* [Written task]:
Go through the listing and return every line with "Total" in it.

-- Exercise input start --

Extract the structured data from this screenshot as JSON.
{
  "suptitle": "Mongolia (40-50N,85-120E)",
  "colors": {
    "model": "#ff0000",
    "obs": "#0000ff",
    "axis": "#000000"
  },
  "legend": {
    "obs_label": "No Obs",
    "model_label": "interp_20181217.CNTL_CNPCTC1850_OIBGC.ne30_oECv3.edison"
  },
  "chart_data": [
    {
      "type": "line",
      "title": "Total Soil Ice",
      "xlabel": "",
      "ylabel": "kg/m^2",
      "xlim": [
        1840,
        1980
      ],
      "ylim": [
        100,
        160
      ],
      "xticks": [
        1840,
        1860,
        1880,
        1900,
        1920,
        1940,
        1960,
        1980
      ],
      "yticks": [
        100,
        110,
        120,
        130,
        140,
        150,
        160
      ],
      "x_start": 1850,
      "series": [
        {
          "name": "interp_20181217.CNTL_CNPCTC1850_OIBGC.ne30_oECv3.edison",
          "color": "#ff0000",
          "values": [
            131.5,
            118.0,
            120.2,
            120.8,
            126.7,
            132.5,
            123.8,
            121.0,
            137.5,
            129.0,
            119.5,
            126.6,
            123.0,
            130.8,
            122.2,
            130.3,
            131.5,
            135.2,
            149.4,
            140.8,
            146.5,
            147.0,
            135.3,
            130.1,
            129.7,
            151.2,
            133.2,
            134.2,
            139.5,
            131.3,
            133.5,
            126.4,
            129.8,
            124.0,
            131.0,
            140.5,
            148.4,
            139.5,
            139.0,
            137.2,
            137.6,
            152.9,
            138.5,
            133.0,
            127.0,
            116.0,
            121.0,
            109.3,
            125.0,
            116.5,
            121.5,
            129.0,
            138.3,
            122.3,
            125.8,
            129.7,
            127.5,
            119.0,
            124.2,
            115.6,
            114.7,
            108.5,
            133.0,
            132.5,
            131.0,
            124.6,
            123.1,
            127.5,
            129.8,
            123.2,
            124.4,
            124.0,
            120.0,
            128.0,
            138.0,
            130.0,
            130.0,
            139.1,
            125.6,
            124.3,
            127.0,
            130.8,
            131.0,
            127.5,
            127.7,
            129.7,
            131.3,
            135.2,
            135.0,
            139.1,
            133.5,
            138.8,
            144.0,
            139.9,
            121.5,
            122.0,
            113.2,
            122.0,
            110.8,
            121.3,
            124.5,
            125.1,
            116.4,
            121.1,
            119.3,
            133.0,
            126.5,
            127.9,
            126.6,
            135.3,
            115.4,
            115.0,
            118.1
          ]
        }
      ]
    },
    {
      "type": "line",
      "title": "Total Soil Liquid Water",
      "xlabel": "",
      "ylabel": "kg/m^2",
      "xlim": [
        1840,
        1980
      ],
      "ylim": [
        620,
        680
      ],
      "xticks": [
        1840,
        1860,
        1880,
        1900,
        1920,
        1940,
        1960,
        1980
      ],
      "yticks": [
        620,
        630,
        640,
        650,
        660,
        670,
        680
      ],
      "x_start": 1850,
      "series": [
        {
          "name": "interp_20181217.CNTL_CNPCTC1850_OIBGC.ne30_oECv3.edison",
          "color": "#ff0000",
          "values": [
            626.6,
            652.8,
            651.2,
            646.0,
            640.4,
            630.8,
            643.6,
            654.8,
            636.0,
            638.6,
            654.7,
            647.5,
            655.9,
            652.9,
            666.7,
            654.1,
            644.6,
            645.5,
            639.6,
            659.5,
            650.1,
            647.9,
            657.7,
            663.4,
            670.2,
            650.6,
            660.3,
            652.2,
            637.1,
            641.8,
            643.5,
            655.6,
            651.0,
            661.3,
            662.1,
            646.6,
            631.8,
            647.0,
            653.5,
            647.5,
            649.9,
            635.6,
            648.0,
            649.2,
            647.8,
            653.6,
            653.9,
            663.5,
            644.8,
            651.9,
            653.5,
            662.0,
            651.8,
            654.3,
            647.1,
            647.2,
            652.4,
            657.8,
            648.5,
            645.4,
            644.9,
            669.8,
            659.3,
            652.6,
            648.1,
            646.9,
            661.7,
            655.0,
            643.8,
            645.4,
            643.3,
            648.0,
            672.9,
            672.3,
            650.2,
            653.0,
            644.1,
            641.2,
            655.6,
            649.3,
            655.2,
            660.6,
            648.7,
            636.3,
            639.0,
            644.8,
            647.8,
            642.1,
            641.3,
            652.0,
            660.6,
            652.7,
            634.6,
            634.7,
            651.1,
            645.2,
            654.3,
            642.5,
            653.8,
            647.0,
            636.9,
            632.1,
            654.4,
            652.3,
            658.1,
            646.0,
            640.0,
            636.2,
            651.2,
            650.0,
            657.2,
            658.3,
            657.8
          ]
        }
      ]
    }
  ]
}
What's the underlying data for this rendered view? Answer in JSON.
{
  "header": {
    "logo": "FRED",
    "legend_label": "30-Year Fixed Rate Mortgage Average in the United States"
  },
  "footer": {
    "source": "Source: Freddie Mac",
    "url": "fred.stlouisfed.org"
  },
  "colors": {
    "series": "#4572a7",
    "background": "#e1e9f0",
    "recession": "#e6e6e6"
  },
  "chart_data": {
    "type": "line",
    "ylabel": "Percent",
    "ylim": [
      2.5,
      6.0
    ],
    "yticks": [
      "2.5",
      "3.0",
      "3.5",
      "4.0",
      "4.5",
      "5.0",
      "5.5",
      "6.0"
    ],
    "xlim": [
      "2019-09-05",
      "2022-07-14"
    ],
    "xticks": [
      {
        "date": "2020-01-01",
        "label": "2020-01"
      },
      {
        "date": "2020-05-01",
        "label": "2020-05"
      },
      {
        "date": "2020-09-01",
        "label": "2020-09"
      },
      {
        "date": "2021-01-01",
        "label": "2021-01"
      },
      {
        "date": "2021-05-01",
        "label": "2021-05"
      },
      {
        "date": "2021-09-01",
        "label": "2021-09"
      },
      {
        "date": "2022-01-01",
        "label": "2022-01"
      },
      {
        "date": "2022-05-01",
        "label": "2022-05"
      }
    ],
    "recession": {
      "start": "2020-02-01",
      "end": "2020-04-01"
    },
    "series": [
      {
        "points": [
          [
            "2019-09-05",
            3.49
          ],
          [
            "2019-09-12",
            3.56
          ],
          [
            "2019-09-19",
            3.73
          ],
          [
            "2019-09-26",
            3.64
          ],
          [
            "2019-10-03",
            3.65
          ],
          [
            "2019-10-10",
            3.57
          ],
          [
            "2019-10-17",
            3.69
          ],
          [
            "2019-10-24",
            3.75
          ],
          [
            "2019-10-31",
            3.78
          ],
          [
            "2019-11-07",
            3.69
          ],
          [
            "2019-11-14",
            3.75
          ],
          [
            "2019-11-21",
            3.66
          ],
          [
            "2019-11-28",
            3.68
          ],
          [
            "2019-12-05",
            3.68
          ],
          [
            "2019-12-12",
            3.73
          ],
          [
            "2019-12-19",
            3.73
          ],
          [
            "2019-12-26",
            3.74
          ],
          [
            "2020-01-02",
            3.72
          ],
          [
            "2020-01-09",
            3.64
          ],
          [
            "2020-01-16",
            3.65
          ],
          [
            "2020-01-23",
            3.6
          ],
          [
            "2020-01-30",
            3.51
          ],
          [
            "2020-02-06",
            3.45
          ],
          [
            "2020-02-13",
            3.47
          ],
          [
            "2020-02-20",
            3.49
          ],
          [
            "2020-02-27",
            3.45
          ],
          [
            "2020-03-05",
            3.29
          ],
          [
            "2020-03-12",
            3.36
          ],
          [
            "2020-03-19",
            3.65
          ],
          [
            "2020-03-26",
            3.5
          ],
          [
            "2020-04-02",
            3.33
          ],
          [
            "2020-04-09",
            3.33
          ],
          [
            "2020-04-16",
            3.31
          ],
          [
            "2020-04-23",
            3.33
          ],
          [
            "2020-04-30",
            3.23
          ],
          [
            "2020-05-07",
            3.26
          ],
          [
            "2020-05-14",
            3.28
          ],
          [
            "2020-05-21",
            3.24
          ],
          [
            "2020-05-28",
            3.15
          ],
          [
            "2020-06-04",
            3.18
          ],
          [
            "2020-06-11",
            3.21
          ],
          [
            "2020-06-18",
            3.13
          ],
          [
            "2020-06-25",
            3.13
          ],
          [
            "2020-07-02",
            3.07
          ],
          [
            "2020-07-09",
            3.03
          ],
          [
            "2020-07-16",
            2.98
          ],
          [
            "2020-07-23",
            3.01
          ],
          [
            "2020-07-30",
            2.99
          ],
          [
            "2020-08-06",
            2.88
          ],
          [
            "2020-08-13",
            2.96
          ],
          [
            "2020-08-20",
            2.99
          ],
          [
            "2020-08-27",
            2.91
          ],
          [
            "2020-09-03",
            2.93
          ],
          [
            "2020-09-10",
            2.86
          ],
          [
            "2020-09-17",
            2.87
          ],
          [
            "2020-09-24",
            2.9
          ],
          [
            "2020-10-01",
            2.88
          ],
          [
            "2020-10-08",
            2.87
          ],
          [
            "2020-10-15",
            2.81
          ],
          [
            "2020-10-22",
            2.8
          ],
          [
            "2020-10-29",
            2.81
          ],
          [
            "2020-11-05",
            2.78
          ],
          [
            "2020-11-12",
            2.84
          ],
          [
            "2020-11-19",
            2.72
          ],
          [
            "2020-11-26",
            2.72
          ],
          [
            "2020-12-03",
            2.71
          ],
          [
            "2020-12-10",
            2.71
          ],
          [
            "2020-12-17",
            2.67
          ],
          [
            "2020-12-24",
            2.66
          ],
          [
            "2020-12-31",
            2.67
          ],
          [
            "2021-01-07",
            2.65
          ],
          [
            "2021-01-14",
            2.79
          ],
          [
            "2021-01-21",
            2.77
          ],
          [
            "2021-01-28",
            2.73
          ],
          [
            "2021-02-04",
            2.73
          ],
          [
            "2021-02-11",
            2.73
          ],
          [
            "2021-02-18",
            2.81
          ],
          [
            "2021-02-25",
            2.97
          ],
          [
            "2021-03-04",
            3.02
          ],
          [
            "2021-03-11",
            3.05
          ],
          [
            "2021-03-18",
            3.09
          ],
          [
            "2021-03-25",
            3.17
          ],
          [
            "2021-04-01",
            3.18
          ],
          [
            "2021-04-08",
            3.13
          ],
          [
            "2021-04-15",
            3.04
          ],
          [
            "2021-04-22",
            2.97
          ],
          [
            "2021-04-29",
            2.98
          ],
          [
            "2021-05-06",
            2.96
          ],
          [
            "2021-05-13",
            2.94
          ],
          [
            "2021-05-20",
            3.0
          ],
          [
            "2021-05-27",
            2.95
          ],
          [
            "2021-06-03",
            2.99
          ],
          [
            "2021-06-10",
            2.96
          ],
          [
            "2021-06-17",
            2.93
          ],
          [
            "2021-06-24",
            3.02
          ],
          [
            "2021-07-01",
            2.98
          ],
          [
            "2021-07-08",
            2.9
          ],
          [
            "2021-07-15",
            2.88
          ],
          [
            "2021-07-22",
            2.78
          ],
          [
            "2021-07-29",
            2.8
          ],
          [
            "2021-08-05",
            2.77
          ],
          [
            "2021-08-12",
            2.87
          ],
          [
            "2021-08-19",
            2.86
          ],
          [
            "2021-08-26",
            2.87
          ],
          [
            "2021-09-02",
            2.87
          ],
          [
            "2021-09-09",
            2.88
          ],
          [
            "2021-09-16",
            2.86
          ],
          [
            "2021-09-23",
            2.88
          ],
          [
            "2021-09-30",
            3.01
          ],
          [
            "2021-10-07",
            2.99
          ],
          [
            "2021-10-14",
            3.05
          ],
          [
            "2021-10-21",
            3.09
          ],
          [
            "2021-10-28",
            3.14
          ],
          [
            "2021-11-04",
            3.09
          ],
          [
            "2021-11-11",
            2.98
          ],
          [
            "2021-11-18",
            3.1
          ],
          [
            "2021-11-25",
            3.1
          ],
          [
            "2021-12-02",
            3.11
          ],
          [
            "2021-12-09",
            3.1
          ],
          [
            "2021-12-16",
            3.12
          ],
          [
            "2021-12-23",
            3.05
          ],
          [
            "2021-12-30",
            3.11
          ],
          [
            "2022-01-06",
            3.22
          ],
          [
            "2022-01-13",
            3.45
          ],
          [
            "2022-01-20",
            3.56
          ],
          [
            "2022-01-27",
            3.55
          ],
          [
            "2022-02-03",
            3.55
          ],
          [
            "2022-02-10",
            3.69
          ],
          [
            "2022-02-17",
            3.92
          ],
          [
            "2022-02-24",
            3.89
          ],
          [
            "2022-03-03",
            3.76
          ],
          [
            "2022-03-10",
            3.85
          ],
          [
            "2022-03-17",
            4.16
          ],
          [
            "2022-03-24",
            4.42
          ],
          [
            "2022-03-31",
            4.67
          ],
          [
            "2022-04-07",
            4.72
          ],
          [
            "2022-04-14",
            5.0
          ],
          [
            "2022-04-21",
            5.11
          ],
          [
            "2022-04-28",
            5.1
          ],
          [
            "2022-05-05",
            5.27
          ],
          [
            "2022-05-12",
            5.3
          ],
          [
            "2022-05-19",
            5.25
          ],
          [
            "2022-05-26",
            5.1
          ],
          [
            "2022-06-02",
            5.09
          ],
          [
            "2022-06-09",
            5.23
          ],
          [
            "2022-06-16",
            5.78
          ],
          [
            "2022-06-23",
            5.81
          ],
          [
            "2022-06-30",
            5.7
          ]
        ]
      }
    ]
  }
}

-- Exercise input end --

* [Full solution]:
      "title": "Total Soil Ice",
      "title": "Total Soil Liquid Water",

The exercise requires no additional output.